++++ RECORDS SHOWN ++++
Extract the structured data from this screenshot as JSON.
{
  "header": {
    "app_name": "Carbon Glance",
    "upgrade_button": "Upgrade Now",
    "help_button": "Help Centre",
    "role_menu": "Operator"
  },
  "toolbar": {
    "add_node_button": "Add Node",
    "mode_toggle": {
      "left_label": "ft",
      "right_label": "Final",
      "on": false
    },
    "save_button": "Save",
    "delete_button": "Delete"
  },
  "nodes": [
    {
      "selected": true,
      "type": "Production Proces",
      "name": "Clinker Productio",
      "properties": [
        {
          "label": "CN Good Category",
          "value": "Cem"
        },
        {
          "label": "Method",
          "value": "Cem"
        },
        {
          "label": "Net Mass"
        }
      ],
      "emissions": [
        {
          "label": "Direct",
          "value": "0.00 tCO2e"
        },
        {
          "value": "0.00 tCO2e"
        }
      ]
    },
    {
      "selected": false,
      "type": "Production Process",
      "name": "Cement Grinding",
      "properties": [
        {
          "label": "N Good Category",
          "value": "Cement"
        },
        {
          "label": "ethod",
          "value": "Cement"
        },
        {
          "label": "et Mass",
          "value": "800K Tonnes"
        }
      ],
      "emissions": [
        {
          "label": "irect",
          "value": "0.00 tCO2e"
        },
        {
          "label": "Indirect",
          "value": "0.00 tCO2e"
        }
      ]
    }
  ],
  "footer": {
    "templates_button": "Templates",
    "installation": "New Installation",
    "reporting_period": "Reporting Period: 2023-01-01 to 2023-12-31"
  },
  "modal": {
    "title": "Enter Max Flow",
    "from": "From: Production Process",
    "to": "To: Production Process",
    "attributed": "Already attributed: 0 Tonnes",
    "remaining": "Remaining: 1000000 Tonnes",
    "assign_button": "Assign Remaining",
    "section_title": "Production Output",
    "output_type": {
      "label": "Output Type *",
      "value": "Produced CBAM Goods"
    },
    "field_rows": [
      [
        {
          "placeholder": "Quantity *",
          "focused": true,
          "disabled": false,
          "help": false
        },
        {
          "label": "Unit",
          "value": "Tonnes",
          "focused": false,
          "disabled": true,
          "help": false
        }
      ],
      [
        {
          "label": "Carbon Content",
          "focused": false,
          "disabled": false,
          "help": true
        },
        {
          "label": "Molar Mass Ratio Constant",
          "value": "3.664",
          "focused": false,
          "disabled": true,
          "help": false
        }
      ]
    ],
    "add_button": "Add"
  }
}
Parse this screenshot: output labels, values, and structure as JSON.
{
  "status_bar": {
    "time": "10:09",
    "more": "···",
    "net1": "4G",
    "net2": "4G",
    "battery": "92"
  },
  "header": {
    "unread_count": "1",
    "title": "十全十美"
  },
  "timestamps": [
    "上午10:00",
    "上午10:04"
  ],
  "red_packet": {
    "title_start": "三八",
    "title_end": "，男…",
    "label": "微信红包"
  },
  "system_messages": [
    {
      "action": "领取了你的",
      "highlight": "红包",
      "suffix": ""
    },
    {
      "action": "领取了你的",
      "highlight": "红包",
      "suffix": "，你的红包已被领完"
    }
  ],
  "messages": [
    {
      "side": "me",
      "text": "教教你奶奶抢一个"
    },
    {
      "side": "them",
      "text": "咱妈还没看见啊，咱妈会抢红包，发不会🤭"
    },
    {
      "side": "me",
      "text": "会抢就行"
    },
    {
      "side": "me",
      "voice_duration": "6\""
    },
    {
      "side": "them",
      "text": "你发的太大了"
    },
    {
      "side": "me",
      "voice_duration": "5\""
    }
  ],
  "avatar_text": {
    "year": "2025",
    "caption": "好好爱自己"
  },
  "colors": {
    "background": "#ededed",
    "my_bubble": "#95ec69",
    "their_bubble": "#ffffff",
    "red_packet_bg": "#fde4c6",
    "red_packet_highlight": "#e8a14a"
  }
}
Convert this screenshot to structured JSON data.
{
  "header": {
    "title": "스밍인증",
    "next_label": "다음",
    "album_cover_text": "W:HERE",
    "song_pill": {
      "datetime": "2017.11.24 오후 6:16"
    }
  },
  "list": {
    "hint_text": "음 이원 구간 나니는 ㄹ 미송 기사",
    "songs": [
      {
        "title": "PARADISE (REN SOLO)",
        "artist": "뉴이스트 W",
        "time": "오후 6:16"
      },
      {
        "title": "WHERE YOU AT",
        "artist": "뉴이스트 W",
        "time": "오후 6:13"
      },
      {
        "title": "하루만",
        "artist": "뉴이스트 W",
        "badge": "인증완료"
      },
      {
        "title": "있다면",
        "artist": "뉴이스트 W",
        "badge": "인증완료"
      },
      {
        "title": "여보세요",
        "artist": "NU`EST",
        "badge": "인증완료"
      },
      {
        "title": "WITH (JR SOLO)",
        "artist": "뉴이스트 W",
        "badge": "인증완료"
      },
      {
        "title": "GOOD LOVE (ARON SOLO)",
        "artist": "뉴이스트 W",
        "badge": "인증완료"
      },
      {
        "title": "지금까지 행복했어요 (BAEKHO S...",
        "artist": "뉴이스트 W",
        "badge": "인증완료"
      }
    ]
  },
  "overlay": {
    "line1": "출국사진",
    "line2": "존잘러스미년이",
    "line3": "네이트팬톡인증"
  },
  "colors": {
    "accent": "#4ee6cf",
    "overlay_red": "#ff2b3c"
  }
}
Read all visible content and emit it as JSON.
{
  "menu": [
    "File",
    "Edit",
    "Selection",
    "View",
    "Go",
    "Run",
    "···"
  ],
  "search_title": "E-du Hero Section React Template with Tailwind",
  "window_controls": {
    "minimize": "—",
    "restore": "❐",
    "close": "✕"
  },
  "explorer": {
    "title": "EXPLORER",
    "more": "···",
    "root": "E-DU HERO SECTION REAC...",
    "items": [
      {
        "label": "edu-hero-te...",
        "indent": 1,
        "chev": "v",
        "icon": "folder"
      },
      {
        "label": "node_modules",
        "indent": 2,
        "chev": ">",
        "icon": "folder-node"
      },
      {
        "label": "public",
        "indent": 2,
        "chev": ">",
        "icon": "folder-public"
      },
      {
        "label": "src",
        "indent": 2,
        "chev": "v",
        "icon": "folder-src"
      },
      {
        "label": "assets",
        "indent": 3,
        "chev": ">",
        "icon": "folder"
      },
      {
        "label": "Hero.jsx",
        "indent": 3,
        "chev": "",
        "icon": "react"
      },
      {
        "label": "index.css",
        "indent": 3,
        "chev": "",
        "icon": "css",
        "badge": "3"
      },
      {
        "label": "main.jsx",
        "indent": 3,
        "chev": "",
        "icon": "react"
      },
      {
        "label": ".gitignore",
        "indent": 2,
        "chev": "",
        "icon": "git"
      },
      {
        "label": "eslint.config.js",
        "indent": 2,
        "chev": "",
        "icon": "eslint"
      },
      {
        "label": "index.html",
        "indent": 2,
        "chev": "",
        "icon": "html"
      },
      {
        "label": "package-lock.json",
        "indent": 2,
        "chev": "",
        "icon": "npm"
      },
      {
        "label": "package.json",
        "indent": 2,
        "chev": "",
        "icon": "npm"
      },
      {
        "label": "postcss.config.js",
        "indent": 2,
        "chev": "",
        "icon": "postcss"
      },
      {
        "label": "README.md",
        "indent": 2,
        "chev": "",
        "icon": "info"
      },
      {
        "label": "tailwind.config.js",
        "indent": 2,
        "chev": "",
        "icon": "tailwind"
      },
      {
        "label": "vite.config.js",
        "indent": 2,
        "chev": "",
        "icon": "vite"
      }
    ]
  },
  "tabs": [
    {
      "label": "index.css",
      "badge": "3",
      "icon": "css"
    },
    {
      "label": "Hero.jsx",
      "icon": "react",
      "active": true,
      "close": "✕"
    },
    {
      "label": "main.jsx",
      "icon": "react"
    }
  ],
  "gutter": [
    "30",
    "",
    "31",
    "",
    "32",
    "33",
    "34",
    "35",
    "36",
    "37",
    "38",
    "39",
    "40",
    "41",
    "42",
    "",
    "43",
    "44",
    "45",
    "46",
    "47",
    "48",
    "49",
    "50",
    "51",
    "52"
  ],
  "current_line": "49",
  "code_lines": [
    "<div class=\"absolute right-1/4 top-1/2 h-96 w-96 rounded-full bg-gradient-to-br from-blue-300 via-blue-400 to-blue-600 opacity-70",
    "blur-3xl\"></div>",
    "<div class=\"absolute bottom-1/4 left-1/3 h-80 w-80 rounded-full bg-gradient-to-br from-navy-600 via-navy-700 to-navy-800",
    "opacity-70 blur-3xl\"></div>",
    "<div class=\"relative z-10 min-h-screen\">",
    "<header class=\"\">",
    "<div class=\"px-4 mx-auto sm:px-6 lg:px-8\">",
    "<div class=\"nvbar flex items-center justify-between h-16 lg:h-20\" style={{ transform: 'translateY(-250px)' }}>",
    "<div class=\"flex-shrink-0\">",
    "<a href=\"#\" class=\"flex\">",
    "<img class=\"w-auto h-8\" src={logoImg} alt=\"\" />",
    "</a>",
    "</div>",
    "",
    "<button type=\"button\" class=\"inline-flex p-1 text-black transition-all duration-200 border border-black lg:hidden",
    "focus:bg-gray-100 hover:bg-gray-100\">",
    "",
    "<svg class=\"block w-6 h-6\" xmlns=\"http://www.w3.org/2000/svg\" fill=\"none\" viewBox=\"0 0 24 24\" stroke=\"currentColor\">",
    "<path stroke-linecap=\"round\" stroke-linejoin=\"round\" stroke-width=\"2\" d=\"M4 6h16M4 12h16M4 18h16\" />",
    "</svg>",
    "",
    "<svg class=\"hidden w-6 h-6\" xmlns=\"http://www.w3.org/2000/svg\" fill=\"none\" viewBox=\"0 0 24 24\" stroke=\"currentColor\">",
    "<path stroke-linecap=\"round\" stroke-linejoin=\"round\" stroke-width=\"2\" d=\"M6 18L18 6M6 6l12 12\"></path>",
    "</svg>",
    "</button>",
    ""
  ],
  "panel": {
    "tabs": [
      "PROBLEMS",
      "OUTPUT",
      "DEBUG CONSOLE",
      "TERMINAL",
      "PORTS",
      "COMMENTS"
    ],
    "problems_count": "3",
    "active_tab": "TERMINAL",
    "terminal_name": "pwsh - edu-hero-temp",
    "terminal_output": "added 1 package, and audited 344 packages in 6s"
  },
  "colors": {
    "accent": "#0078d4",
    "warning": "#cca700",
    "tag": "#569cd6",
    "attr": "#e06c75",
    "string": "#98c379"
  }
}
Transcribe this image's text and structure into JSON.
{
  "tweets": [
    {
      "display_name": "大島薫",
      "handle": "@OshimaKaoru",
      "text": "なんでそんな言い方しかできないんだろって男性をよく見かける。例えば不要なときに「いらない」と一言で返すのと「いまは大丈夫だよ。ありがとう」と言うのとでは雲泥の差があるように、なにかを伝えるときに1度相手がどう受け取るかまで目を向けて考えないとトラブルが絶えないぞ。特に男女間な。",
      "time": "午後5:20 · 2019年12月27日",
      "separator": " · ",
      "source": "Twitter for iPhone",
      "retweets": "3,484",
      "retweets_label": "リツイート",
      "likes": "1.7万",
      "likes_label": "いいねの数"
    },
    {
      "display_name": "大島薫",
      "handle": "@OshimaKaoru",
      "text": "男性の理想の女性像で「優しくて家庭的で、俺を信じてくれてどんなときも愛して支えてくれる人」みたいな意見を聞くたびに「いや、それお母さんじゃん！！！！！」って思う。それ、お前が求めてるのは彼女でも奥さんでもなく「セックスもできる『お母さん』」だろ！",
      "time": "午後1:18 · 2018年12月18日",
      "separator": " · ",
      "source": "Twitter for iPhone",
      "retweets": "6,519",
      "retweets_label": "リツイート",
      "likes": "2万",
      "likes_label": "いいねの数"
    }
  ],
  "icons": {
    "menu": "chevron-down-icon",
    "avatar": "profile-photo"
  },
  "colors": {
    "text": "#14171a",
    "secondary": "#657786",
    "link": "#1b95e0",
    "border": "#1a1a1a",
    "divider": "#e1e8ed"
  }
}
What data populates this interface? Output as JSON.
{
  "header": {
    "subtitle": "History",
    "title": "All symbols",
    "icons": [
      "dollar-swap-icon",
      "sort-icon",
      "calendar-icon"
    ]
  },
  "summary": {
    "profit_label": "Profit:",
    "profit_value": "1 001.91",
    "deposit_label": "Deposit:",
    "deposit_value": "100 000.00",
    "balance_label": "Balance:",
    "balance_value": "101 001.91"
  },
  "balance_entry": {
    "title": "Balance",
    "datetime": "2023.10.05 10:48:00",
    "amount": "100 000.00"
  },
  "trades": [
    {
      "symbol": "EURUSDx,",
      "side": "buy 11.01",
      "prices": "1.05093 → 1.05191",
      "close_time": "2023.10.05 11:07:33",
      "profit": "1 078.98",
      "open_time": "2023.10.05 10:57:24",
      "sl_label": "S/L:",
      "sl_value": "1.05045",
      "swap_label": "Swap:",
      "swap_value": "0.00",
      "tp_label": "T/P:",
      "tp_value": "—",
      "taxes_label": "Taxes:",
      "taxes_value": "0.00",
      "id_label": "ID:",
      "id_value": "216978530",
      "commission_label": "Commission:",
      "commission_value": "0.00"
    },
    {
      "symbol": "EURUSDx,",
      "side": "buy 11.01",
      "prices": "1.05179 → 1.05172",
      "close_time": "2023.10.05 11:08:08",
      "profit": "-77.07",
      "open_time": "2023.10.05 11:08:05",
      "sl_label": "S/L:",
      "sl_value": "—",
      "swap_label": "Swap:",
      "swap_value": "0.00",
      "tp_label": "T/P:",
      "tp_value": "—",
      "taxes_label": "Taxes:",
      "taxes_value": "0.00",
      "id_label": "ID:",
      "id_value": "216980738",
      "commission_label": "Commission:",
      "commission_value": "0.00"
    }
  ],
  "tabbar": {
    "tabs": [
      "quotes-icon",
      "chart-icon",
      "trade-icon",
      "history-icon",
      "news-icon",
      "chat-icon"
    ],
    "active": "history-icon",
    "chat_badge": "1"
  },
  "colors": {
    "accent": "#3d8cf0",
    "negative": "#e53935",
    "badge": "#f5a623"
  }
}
++++
● PROMPT
In the material above, show every line where the word "gradient" turns up.

● CORRECT ANSWER
    "<div class=\"absolute right-1/4 top-1/2 h-96 w-96 rounded-full bg-gradient-to-br from-blue-300 via-blue-400 to-blue-600 opacity-70",
    "<div class=\"absolute bottom-1/4 left-1/3 h-80 w-80 rounded-full bg-gradient-to-br from-navy-600 via-navy-700 to-navy-800",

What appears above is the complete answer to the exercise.